* _PROBLEM STATEMENT_
How many lines in the records below include "millibar"? Answer with the number only.

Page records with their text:
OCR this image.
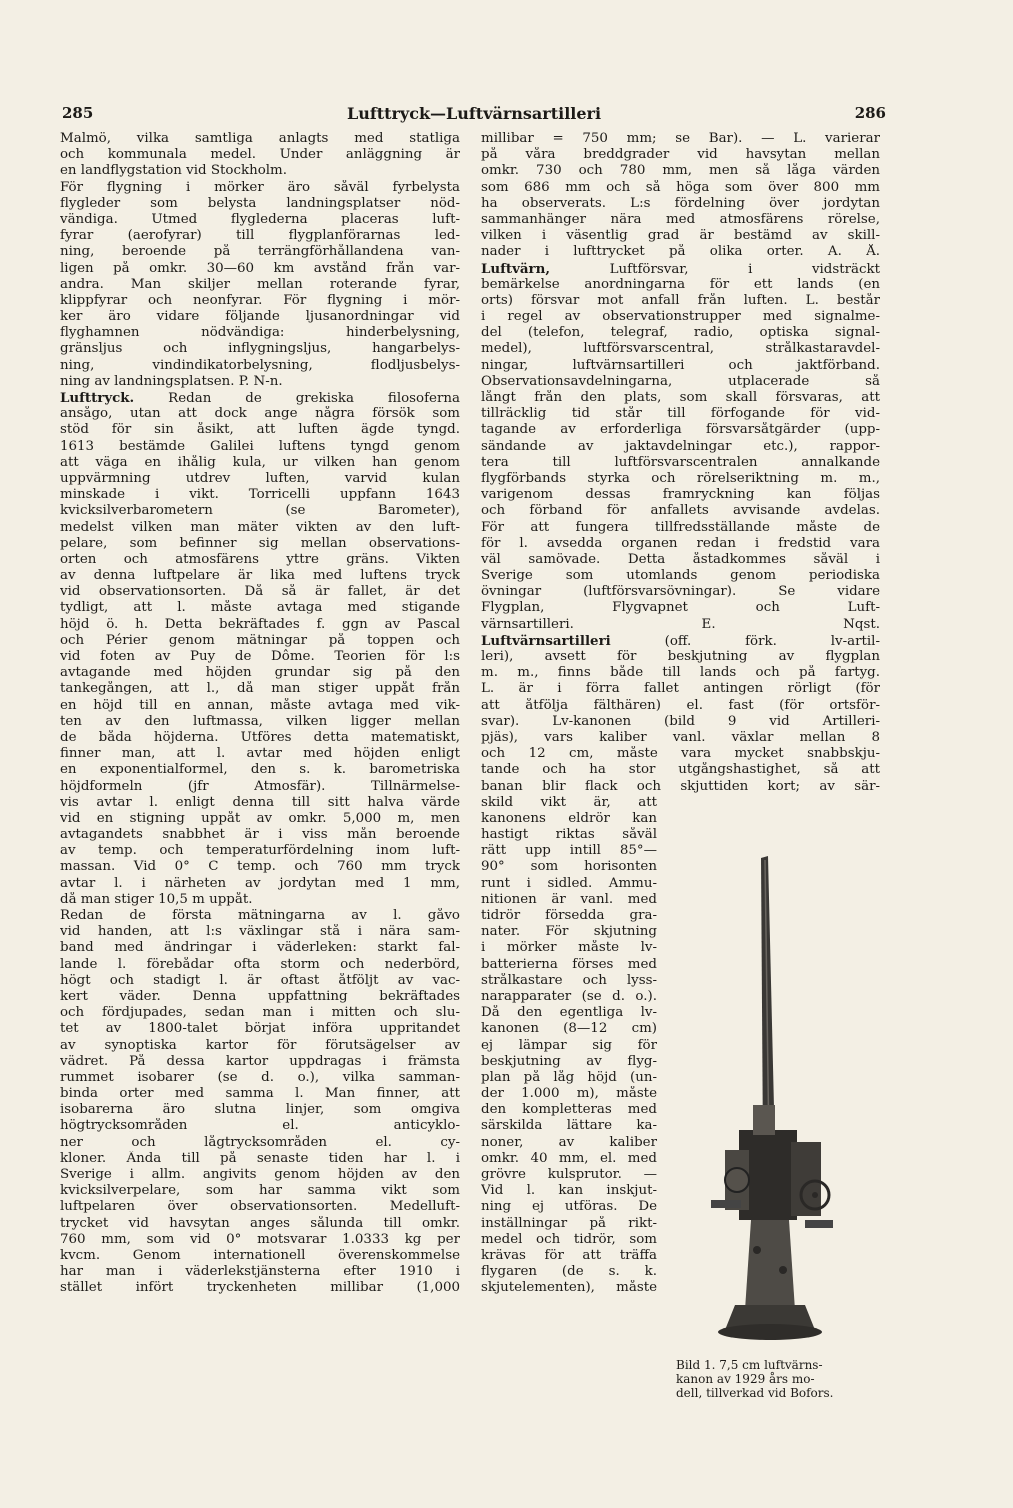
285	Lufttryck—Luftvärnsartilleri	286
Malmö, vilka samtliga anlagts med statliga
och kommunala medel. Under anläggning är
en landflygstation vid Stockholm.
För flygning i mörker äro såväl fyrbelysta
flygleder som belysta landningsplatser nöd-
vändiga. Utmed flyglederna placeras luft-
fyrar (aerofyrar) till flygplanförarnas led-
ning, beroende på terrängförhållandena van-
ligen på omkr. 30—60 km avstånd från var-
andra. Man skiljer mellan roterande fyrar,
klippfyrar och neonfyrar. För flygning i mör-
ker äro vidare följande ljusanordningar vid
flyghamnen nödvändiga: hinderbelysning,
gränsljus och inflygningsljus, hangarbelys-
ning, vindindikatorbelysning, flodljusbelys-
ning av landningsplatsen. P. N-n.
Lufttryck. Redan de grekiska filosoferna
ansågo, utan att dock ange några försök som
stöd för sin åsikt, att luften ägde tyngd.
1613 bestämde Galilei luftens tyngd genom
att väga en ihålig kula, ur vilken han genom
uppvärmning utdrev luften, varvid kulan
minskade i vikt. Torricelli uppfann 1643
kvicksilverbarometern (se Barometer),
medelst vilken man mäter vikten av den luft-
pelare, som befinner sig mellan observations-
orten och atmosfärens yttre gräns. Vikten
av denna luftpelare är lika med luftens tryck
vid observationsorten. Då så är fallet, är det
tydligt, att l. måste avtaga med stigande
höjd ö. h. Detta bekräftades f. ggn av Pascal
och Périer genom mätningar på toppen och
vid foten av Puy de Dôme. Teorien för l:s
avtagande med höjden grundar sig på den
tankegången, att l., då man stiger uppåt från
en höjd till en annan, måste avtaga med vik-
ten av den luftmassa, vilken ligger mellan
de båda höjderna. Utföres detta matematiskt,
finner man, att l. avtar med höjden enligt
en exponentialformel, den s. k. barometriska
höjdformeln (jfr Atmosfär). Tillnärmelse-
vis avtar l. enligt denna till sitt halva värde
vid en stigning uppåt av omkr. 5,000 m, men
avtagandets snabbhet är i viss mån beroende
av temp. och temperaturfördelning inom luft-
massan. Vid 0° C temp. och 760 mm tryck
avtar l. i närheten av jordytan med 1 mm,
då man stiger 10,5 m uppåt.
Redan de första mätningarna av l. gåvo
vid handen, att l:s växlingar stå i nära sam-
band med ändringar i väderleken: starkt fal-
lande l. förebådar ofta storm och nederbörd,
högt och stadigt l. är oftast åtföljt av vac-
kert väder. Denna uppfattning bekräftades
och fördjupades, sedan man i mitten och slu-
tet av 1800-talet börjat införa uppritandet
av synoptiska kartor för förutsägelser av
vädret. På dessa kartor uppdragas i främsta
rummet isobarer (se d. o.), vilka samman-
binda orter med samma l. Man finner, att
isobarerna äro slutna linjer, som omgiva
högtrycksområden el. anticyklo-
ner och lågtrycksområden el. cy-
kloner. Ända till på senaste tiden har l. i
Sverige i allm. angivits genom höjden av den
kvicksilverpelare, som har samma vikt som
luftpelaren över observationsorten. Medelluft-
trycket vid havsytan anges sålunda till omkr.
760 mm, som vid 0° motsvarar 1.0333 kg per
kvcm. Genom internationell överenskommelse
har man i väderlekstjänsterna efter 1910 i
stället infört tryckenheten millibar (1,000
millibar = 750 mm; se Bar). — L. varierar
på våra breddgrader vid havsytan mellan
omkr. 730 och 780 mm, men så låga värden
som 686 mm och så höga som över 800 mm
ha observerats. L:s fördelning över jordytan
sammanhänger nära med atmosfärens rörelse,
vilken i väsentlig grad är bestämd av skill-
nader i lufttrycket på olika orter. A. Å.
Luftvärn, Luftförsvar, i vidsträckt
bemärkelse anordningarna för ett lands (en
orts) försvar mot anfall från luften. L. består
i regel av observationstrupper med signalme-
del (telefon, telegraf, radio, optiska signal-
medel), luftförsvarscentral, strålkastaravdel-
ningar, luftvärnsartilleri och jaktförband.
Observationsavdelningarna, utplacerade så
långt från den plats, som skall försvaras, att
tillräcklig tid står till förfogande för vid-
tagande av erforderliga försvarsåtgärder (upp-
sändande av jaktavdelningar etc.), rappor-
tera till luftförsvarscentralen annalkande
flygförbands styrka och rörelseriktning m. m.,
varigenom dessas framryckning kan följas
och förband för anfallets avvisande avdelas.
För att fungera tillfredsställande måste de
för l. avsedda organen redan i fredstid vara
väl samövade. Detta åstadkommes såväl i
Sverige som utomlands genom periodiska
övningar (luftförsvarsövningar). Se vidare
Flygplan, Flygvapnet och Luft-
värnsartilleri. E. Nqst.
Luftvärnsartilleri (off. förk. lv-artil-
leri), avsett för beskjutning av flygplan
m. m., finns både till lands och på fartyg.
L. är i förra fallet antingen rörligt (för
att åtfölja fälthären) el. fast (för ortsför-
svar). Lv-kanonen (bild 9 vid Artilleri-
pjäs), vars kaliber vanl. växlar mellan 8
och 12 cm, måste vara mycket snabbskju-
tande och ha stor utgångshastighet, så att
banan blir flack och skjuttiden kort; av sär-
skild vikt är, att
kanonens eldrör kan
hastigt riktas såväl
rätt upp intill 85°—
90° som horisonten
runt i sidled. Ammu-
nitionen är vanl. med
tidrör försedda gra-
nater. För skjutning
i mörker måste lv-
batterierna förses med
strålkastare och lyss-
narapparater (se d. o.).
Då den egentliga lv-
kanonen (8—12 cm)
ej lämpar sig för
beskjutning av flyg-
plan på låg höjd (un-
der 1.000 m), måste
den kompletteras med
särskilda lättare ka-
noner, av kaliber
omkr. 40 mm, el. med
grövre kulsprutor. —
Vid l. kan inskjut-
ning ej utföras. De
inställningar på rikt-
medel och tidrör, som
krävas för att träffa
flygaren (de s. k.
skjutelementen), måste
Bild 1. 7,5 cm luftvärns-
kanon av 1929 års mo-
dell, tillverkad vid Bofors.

---

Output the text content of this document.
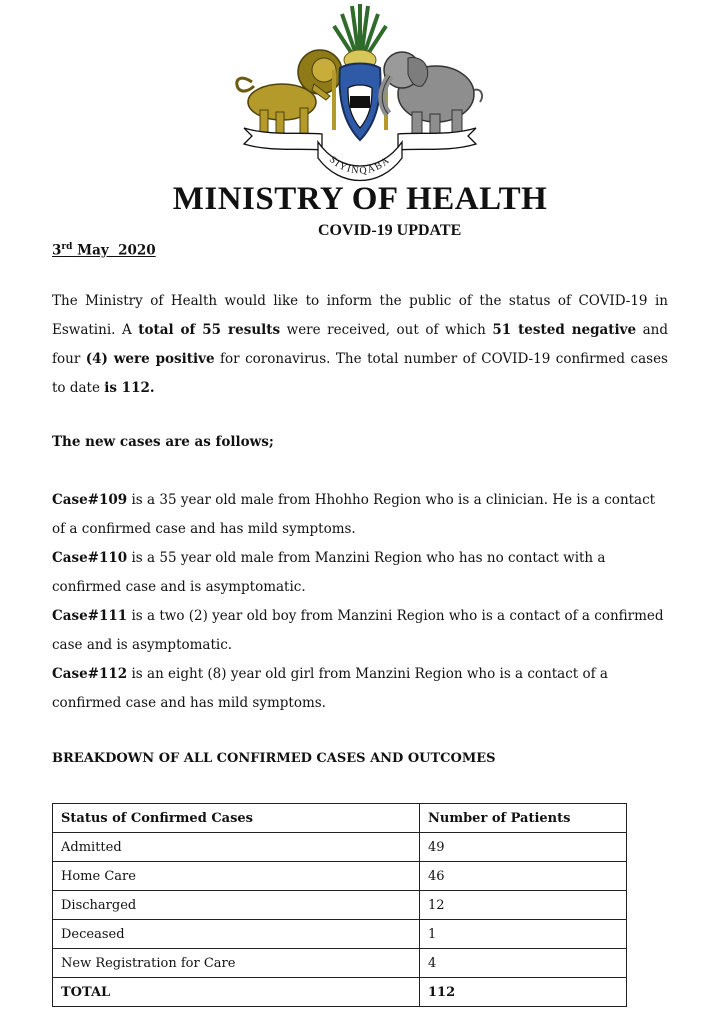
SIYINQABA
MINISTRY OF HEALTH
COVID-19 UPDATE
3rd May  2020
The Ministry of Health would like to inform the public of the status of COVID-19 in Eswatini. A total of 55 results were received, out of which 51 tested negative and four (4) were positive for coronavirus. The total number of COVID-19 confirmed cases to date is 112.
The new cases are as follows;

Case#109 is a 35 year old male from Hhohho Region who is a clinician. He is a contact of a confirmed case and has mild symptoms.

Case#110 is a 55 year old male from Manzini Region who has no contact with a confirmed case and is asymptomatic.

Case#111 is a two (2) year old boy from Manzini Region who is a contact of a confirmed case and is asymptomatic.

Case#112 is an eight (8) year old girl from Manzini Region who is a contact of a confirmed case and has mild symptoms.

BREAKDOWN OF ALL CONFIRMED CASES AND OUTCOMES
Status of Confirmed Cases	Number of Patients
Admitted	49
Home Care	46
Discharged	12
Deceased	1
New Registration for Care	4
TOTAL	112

* _RESULT_
2